**INSTRUCTIONS TO FOLLOW**.
Extract all lines that hold "Department" from the records below.

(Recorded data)
++++++++++++++++++++
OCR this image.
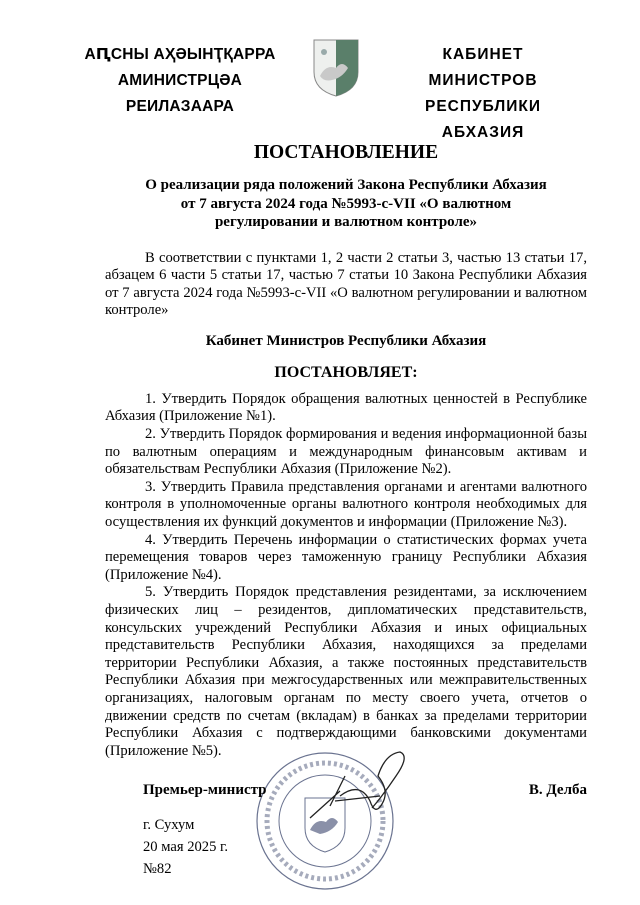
АԤСНЫ АҲӘЫНҬҚАРРА
АМИНИСТРЦӘА РЕИЛАЗААРА
КАБИНЕТ МИНИСТРОВ
РЕСПУБЛИКИ АБХАЗИЯ
ПОСТАНОВЛЕНИЕ
О реализации ряда положений Закона Республики Абхазия
от 7 августа 2024 года №5993-с-VII «О валютном
регулировании и валютном контроле»

В соответствии с пунктами 1, 2 части 2 статьи 3, частью 13 статьи 17, абзацем 6 части 5 статьи 17, частью 7 статьи 10 Закона Республики Абхазия от 7 августа 2024 года №5993-с-VII «О валютном регулировании и валютном контроле»

Кабинет Министров Республики Абхазия
ПОСТАНОВЛЯЕТ:

1. Утвердить Порядок обращения валютных ценностей в Республике Абхазия (Приложение №1).

2. Утвердить Порядок формирования и ведения информационной базы по валютным операциям и международным финансовым активам и обязательствам Республики Абхазия (Приложение №2).

3. Утвердить Правила представления органами и агентами валютного контроля в уполномоченные органы валютного контроля необходимых для осуществления их функций документов и информации (Приложение №3).

4. Утвердить Перечень информации о статистических формах учета перемещения товаров через таможенную границу Республики Абхазия (Приложение №4).

5. Утвердить Порядок представления резидентами, за исключением физических лиц – резидентов, дипломатических представительств, консульских учреждений Республики Абхазия и иных официальных представительств Республики Абхазия, находящихся за пределами территории Республики Абхазия, а также постоянных представительств Республики Абхазия при межгосударственных или межправительственных организациях, налоговым органам по месту своего учета, отчетов о движении средств по счетам (вкладам) в банках за пределами территории Республики Абхазия с подтверждающими банковскими документами (Приложение №5).

Премьер-министр	В. Делба
г. Сухум
20 мая 2025 г.
№82
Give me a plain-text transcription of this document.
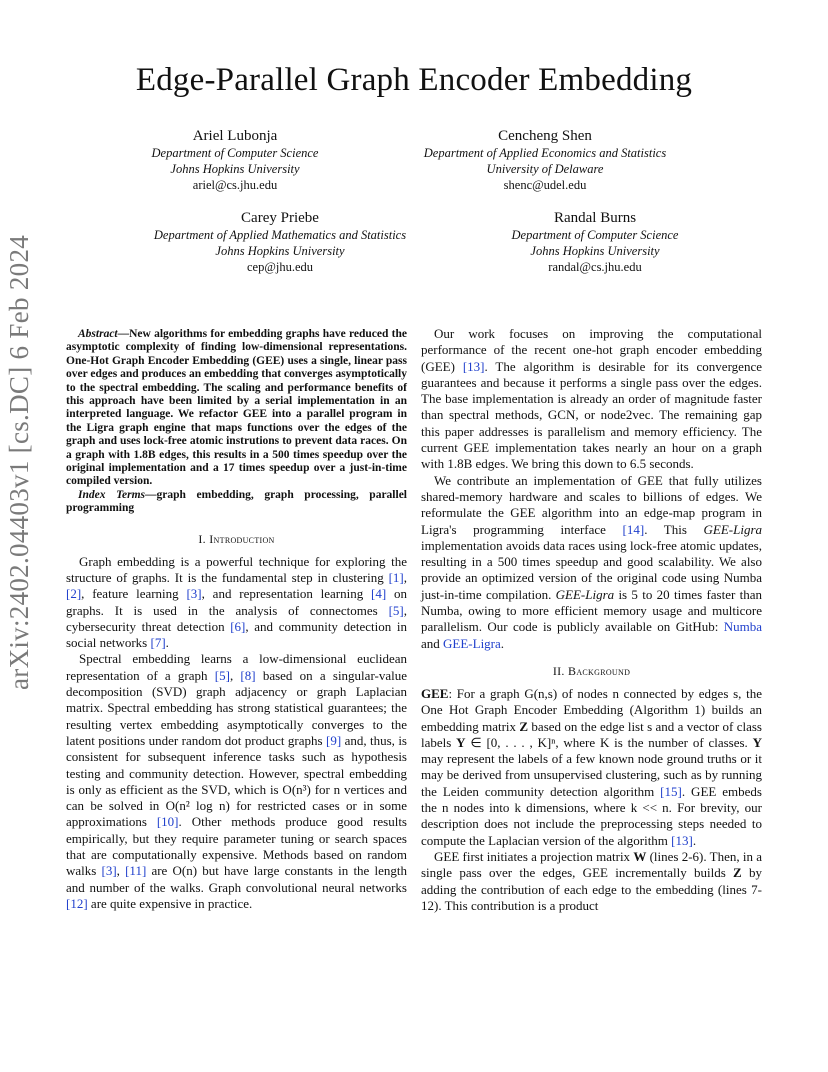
Edge-Parallel Graph Encoder Embedding
Ariel Lubonja
Department of Computer Science
Johns Hopkins University
ariel@cs.jhu.edu
Cencheng Shen
Department of Applied Economics and Statistics
University of Delaware
shenc@udel.edu
Carey Priebe
Department of Applied Mathematics and Statistics
Johns Hopkins University
cep@jhu.edu
Randal Burns
Department of Computer Science
Johns Hopkins University
randal@cs.jhu.edu
arXiv:2402.04403v1 [cs.DC] 6 Feb 2024	Abstract—New algorithms for embedding graphs have reduced the asymptotic complexity of finding low-dimensional representations. One-Hot Graph Encoder Embedding (GEE) uses a single, linear pass over edges and produces an embedding that converges asymptotically to the spectral embedding. The scaling and performance benefits of this approach have been limited by a serial implementation in an interpreted language. We refactor GEE into a parallel program in the Ligra graph engine that maps functions over the edges of the graph and uses lock-free atomic instrutions to prevent data races. On a graph with 1.8B edges, this results in a 500 times speedup over the original implementation and a 17 times speedup over a just-in-time compiled version.

Index Terms—graph embedding, graph processing, parallel programming

I. Introduction

Graph embedding is a powerful technique for exploring the structure of graphs. It is the fundamental step in clustering [1], [2], feature learning [3], and representation learning [4] on graphs. It is used in the analysis of connectomes [5], cybersecurity threat detection [6], and community detection in social networks [7].

Spectral embedding learns a low-dimensional euclidean representation of a graph [5], [8] based on a singular-value decomposition (SVD) graph adjacency or graph Laplacian matrix. Spectral embedding has strong statistical guarantees; the resulting vertex embedding asymptotically converges to the latent positions under random dot product graphs [9] and, thus, is consistent for subsequent inference tasks such as hypothesis testing and community detection. However, spectral embedding is only as efficient as the SVD, which is O(n³) for n vertices and can be solved in O(n² log n) for restricted cases or in some approximations [10]. Other methods produce good results empirically, but they require parameter tuning or search spaces that are computationally expensive. Methods based on random walks [3], [11] are O(n) but have large constants in the length and number of the walks. Graph convolutional neural networks [12] are quite expensive in practice.

Our work focuses on improving the computational performance of the recent one-hot graph encoder embedding (GEE) [13]. The algorithm is desirable for its convergence guarantees and because it performs a single pass over the edges. The base implementation is already an order of magnitude faster than spectral methods, GCN, or node2vec. The remaining gap this paper addresses is parallelism and memory efficiency. The current GEE implementation takes nearly an hour on a graph with 1.8B edges. We bring this down to 6.5 seconds.

We contribute an implementation of GEE that fully utilizes shared-memory hardware and scales to billions of edges. We reformulate the GEE algorithm into an edge-map program in Ligra's programming interface [14]. This GEE-Ligra implementation avoids data races using lock-free atomic updates, resulting in a 500 times speedup and good scalability. We also provide an optimized version of the original code using Numba just-in-time compilation. GEE-Ligra is 5 to 20 times faster than Numba, owing to more efficient memory usage and multicore parallelism. Our code is publicly available on GitHub: Numba and GEE-Ligra.

II. Background

GEE: For a graph G(n,s) of nodes n connected by edges s, the One Hot Graph Encoder Embedding (Algorithm 1) builds an embedding matrix Z based on the edge list s and a vector of class labels Y ∈ [0, . . . , K]ⁿ, where K is the number of classes. Y may represent the labels of a few known node ground truths or it may be derived from unsupervised clustering, such as by running the Leiden community detection algorithm [15]. GEE embeds the n nodes into k dimensions, where k << n. For brevity, our description does not include the preprocessing steps needed to compute the Laplacian version of the algorithm [13].

GEE first initiates a projection matrix W (lines 2-6). Then, in a single pass over the edges, GEE incrementally builds Z by adding the contribution of each edge to the embedding (lines 7-12). This contribution is a product
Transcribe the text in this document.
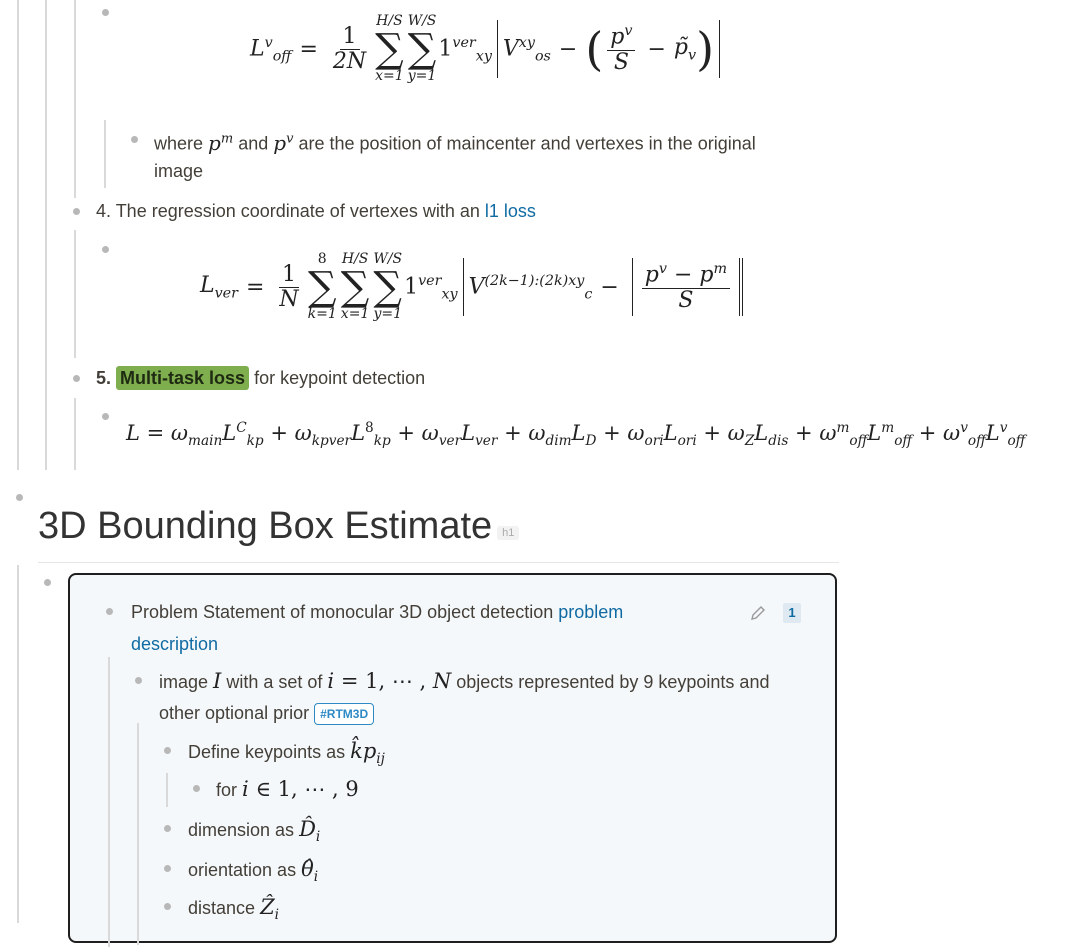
$L^v_{off} = \frac{1}{2N}$
H/S
∑
x=1
W/S
∑
y=1
$1^{ver}_{xy}$ $V^{xy}_{os}$ − ( $\frac{p^v}{S}$ − $p̃_v$ )
where $p^m$ and $p^v$ are the position of maincenter and vertexes in the original
image
4. The regression coordinate of vertexes with an l1 loss
$L_{ver} = \frac{1}{N}$
8
∑
k=1
H/S
∑
x=1
W/S
∑
y=1
$1^{ver}_{xy}$ $V^{(2k-1):(2k)xy}_c - \frac{p^v - p^m}{S}$
5. Multi-task loss for keypoint detection
$L = \omega_{main}L^C_{kp} + \omega_{kpver}L^8_{kp} + \omega_{ver}L_{ver} + \omega_{dim}L_D + \omega_{ori}L_{ori} + \omega_ZL_{dis} + \omega^m_{off}L^m_{off} + \omega^v_{off}L^v_{off}$
3D Bounding Box Estimate h1
Problem Statement of monocular 3D object detection problem
description
1
image I with a set of i = 1, ⋯ , N objects represented by 9 keypoints and
other optional prior #RTM3D
Define keypoints as $k̂p_{ij}$
for i ∈ 1, ⋯ , 9
dimension as $D̂_i$
orientation as $\thetâ_i$
distance Ẑ$_i$
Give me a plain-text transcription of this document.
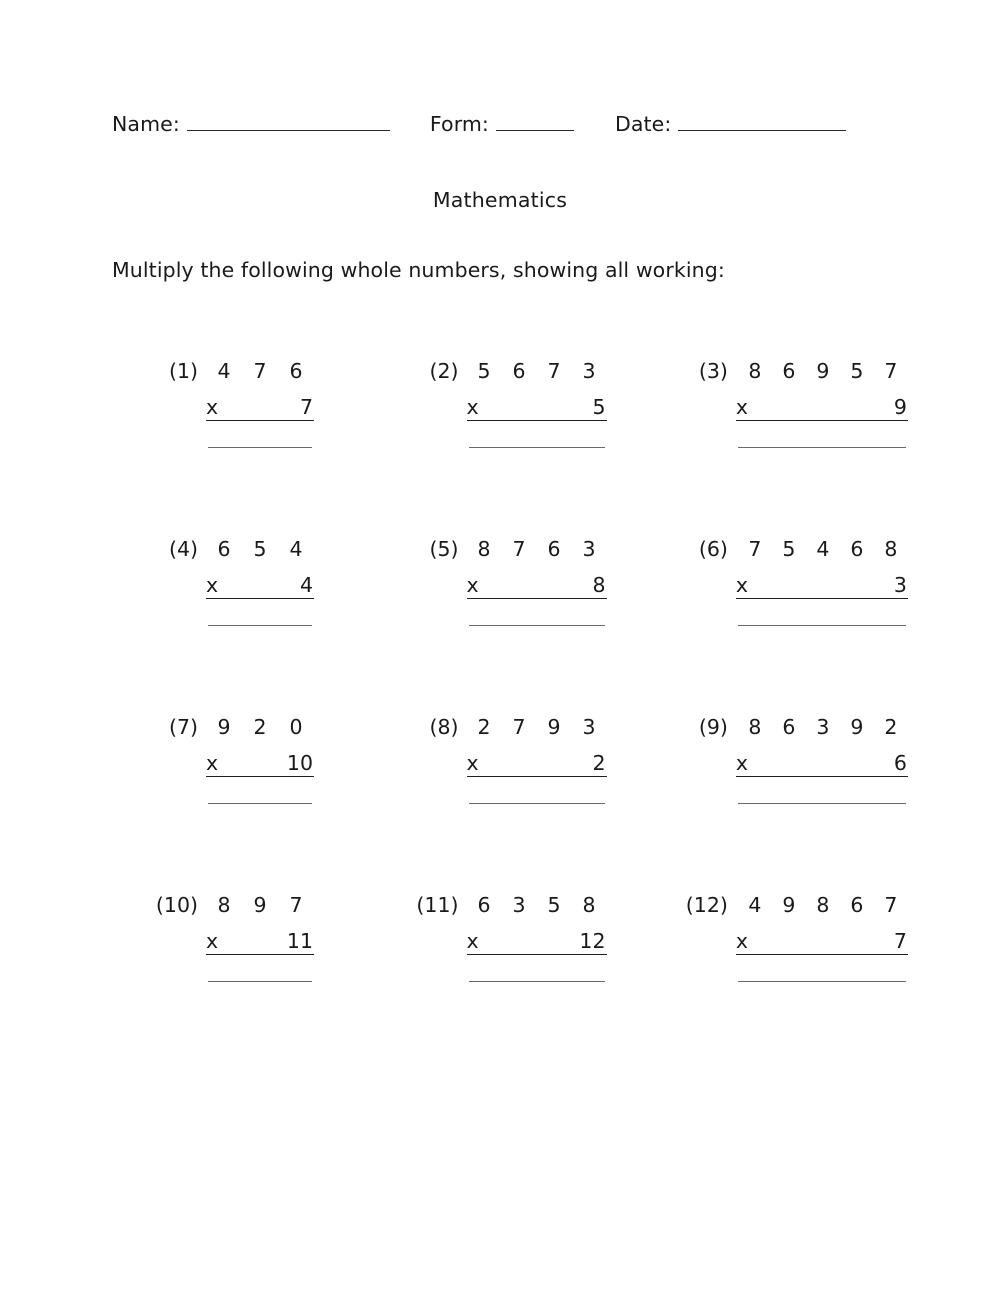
Name:	Form:	Date:
Mathematics
Multiply the following whole numbers, showing all working:
(1) 4 7 6
x	7
(2) 5 6 7 3
x	5
(3) 8 6 9 5 7
x	9
(4) 6 5 4
x	4
(5) 8 7 6 3
x	8
(6) 7 5 4 6 8
x	3
(7) 9 2 0
x	10
(8) 2 7 9 3
x	2
(9) 8 6 3 9 2
x	6
(10) 8 9 7
x	11
(11) 6 3 5 8
x	12
(12) 4 9 8 6 7
x	7
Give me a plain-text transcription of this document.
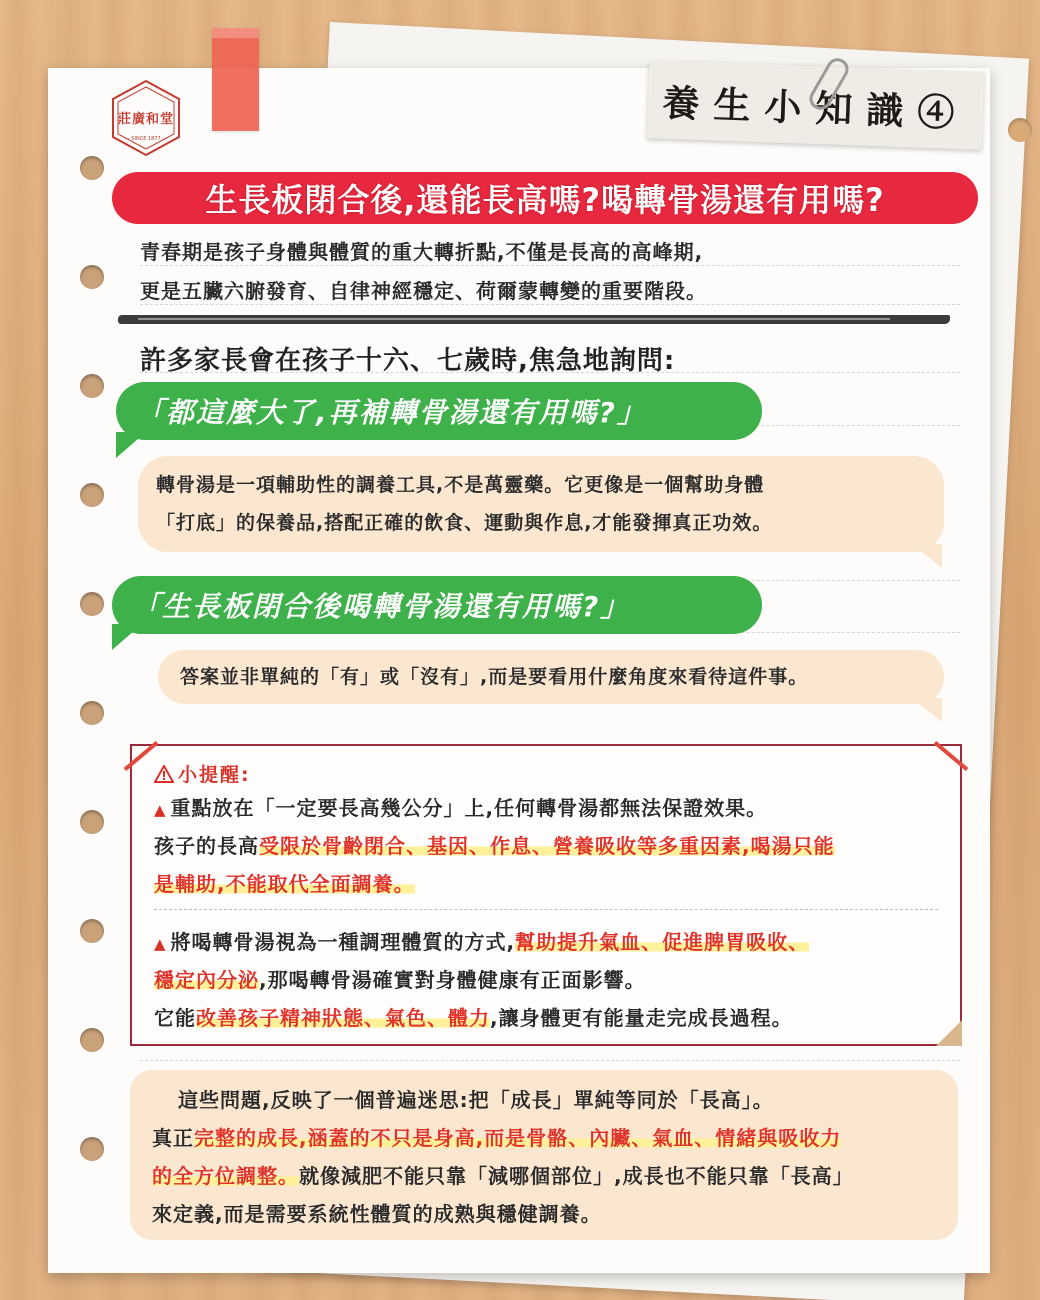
養生小知識④
莊廣和堂
— SINCE 1877 —
生長板閉合後,還能長高嗎?喝轉骨湯還有用嗎?
青春期是孩子身體與體質的重大轉折點,不僅是長高的高峰期,
更是五臟六腑發育、自律神經穩定、荷爾蒙轉變的重要階段。
許多家長會在孩子十六、七歲時,焦急地詢問:
「都這麼大了,再補轉骨湯還有用嗎?」

轉骨湯是一項輔助性的調養工具,不是萬靈藥。它更像是一個幫助身體
「打底」的保養品,搭配正確的飲食、運動與作息,才能發揮真正功效。

「生長板閉合後喝轉骨湯還有用嗎?」

答案並非單純的「有」或「沒有」,而是要看用什麼角度來看待這件事。

小提醒:
▲ 重點放在「一定要長高幾公分」上,任何轉骨湯都無法保證效果。
孩子的長高受限於骨齡閉合、基因、作息、營養吸收等多重因素,喝湯只能
是輔助,不能取代全面調養。
▲ 將喝轉骨湯視為一種調理體質的方式,幫助提升氣血、促進脾胃吸收、
穩定內分泌,那喝轉骨湯確實對身體健康有正面影響。
它能改善孩子精神狀態、氣色、體力,讓身體更有能量走完成長過程。
這些問題,反映了一個普遍迷思:把「成長」單純等同於「長高」。
真正完整的成長,涵蓋的不只是身高,而是骨骼、內臟、氣血、情緒與吸收力
的全方位調整。就像減肥不能只靠「減哪個部位」,成長也不能只靠「長高」
來定義,而是需要系統性體質的成熟與穩健調養。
++++++++++++++++++++
**REPLY**.
Department of Computer Science
Department of Applied Economics and Statistics
Department of Applied Mathematics and Statistics
Department of Computer Science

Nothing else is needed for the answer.